→ WHAT TO WORK ON
Tally the lines that hold the word "NATIVE" and reply with that figure only.

→ RECORDS TO USE

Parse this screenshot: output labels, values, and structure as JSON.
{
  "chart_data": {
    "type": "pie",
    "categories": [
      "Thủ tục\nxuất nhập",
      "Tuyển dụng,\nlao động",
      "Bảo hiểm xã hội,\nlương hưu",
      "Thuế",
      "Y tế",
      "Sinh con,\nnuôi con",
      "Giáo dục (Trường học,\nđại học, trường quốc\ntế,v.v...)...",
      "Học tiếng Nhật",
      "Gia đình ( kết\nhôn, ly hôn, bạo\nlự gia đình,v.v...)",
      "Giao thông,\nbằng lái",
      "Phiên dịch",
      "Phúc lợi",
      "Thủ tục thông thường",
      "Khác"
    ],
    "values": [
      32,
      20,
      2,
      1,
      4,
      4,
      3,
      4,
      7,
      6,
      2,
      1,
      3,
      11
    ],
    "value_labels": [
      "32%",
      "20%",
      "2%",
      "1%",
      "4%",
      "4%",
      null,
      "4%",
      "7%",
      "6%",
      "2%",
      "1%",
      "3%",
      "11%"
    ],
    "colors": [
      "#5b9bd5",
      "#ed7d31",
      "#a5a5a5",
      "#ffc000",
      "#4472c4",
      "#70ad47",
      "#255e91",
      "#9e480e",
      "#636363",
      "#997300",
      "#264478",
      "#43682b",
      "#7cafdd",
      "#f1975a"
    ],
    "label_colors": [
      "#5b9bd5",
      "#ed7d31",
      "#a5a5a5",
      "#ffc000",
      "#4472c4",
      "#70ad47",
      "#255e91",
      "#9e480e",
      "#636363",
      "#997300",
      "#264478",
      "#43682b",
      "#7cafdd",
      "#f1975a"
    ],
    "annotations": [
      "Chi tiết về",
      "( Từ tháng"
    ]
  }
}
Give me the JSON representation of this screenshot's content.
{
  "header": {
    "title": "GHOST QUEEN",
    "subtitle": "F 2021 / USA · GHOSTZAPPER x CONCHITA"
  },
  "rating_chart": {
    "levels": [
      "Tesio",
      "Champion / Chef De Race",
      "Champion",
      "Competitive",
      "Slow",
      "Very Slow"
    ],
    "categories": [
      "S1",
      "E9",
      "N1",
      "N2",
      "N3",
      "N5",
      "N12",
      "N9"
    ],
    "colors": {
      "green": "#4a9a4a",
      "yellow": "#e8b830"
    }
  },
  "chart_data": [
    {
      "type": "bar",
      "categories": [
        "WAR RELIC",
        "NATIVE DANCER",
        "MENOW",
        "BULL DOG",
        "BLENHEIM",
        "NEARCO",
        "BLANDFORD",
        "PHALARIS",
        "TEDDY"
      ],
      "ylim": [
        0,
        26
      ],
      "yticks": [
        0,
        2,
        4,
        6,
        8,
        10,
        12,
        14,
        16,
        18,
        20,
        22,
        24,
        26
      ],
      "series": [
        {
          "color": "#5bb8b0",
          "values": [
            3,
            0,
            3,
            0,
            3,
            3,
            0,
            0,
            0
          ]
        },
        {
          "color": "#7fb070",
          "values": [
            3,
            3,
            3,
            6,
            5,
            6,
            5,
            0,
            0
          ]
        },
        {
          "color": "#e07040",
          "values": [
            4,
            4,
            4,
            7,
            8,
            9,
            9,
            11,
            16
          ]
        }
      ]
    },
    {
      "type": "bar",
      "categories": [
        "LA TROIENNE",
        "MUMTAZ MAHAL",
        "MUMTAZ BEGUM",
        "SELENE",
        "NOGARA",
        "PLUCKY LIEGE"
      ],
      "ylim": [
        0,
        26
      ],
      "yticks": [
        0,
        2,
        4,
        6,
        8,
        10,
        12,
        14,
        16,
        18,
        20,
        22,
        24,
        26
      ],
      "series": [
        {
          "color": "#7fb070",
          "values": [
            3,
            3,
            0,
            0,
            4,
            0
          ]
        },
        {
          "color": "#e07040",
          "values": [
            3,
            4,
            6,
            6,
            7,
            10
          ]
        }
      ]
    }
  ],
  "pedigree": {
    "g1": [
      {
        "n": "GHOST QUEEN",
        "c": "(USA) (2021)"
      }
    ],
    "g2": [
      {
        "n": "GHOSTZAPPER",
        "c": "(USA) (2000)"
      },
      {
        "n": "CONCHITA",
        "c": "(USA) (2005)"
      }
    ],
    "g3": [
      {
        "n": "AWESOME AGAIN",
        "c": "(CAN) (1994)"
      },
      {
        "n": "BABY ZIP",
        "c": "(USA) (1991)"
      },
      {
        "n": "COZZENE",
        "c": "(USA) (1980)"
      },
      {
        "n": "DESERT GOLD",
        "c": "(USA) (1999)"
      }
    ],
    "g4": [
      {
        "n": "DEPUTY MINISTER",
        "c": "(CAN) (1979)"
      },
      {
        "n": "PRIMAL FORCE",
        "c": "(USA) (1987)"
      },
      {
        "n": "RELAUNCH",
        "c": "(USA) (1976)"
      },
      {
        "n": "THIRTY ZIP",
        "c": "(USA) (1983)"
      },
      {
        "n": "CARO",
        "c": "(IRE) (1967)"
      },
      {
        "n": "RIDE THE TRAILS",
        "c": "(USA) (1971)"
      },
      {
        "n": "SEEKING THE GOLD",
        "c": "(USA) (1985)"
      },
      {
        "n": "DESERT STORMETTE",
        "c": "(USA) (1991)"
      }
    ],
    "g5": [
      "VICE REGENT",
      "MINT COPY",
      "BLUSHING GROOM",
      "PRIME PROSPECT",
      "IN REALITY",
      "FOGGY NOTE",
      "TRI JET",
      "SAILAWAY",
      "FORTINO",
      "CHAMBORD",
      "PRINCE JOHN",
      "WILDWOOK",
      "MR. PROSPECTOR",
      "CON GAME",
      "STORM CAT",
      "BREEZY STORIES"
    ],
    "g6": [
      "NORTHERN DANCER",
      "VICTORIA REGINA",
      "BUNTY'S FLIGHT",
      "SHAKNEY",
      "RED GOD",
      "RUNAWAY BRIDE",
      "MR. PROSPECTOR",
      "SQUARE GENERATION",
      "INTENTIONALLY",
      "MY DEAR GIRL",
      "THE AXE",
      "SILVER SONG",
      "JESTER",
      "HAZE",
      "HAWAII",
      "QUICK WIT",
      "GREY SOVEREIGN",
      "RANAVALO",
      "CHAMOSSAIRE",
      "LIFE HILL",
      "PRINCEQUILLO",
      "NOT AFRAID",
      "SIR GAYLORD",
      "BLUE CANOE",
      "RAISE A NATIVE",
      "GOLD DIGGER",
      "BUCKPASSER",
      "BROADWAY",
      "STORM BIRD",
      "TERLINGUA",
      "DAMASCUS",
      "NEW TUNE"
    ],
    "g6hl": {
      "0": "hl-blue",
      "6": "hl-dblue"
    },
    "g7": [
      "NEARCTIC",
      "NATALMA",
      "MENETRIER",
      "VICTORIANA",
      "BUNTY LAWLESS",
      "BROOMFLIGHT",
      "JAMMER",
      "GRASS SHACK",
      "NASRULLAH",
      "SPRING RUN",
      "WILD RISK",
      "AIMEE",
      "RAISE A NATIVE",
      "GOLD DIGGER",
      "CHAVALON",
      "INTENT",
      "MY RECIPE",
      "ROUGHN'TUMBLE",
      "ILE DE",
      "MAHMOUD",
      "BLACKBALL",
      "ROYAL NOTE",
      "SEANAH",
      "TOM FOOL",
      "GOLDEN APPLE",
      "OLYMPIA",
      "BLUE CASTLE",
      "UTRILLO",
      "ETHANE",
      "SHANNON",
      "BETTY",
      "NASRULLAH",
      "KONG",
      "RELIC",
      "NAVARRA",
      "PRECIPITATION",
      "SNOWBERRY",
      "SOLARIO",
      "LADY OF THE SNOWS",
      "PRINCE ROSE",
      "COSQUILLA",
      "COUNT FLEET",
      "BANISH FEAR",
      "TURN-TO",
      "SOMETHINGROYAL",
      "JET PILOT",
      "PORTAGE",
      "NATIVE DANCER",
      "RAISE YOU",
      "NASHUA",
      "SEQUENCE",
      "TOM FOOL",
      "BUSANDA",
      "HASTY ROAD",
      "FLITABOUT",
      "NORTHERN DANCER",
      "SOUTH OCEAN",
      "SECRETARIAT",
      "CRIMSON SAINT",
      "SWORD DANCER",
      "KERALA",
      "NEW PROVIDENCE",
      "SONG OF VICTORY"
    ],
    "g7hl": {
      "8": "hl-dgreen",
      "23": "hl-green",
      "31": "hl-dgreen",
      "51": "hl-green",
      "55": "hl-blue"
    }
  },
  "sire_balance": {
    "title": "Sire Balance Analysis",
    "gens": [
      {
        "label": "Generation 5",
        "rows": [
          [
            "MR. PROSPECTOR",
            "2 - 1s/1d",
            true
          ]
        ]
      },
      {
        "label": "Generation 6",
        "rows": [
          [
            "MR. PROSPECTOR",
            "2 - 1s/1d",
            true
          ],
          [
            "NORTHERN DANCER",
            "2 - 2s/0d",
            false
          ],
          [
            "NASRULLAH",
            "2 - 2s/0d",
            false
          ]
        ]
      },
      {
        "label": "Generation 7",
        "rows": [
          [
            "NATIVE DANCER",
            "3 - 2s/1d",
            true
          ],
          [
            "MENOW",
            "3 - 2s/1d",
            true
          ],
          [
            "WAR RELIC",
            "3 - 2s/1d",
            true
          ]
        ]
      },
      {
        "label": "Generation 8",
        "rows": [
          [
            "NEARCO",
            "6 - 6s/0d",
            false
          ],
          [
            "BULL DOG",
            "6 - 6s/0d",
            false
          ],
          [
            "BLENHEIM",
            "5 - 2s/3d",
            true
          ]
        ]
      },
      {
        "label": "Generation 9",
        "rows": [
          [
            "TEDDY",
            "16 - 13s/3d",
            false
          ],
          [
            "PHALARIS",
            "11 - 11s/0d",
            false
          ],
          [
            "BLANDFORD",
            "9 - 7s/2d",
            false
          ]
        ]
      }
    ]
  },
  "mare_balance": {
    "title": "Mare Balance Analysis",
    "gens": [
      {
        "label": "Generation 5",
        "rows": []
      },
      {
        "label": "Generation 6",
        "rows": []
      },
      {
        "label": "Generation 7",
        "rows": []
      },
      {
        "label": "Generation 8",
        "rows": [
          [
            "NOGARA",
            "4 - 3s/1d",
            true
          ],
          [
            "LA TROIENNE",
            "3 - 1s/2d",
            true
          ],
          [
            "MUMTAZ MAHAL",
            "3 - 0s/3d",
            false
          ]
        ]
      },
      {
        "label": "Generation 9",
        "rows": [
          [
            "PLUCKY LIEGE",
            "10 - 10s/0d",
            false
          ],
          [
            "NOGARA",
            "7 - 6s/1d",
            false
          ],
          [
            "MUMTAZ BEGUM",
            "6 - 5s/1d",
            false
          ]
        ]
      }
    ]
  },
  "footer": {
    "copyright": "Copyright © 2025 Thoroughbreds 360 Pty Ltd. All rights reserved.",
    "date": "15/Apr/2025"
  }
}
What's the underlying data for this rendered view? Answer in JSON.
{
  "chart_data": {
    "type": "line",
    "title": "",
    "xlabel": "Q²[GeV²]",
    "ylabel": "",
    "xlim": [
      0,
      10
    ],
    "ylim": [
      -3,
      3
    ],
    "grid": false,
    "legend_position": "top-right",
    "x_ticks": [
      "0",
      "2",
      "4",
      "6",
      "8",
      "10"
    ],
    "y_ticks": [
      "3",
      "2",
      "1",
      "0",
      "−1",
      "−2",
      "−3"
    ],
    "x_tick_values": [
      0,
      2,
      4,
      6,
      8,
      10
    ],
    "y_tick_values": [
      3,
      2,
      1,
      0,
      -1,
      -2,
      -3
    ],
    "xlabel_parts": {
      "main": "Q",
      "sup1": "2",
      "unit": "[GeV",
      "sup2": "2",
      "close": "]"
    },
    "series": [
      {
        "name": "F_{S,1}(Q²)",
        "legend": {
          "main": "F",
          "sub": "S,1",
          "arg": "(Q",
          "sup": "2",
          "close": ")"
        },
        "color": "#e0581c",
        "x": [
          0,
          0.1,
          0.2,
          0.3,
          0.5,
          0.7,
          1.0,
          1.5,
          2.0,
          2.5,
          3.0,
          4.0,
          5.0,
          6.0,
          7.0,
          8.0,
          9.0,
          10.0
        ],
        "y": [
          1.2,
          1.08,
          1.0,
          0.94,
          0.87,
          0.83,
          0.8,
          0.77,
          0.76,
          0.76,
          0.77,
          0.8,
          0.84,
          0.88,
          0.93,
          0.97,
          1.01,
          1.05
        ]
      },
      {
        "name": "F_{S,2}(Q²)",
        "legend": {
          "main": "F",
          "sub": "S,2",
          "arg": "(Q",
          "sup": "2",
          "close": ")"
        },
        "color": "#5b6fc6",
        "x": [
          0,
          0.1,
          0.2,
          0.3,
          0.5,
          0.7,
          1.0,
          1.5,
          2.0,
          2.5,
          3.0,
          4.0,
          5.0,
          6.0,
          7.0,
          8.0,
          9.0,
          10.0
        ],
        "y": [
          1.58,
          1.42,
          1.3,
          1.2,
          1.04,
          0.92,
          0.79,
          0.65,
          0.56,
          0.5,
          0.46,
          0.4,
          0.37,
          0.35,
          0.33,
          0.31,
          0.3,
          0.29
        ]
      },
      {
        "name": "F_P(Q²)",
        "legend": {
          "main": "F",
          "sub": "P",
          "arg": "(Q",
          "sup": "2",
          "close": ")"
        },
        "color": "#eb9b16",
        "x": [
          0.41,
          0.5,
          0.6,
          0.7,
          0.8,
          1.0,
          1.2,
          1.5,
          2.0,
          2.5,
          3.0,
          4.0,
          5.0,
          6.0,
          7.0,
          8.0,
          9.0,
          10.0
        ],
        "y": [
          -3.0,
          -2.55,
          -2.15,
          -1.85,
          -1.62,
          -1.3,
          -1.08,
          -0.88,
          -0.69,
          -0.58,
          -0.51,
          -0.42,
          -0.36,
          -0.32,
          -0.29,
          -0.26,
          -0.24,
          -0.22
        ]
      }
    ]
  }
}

→ FINAL RESULT
5